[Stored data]
• • • • •
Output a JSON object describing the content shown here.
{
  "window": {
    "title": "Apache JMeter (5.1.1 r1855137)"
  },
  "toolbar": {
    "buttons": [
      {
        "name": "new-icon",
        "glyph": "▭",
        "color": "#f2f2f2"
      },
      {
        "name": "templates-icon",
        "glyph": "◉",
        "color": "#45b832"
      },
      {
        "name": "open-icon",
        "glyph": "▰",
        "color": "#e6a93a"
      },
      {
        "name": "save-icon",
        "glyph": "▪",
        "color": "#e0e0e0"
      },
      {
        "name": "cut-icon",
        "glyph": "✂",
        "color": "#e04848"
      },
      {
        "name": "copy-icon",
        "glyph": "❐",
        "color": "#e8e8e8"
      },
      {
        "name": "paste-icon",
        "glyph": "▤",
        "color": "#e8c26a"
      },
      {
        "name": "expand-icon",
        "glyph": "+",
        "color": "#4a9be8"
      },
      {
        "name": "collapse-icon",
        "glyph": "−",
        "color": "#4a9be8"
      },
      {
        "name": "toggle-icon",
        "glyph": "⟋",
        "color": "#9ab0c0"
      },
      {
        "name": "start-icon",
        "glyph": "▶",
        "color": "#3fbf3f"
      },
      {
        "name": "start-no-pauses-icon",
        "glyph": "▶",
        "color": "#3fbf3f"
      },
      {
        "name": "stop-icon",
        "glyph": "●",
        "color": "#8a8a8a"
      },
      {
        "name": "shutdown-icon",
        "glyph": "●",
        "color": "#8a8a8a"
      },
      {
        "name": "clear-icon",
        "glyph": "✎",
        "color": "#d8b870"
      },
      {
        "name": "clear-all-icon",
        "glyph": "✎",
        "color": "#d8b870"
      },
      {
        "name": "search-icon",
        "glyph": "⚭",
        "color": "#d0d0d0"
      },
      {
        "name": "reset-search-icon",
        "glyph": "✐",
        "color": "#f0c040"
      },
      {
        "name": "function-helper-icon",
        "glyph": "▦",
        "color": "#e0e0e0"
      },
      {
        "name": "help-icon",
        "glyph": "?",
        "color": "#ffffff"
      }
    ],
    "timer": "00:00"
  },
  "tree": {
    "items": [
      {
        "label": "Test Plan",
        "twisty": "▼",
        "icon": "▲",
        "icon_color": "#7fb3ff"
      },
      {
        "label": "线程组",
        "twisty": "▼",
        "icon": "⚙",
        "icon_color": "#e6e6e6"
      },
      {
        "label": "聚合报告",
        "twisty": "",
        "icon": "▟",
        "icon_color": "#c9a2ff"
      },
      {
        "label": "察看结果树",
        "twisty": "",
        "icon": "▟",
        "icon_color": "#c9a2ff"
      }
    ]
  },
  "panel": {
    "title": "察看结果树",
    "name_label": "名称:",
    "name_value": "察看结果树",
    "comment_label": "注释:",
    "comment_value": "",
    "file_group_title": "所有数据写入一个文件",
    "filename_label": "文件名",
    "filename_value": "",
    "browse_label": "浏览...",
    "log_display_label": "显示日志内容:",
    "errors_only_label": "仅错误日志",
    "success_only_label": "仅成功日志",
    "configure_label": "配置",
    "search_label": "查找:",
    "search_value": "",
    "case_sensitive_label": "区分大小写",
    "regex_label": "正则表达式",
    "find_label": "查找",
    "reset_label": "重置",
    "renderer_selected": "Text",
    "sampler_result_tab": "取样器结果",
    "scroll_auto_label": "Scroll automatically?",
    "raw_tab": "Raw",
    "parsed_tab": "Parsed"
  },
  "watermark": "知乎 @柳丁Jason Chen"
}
• • • • •
STATED EXERCISE: Extract every line that has the string "start" in it.

FULL SOLUTION:
        "name": "start-icon",
        "name": "start-no-pauses-icon",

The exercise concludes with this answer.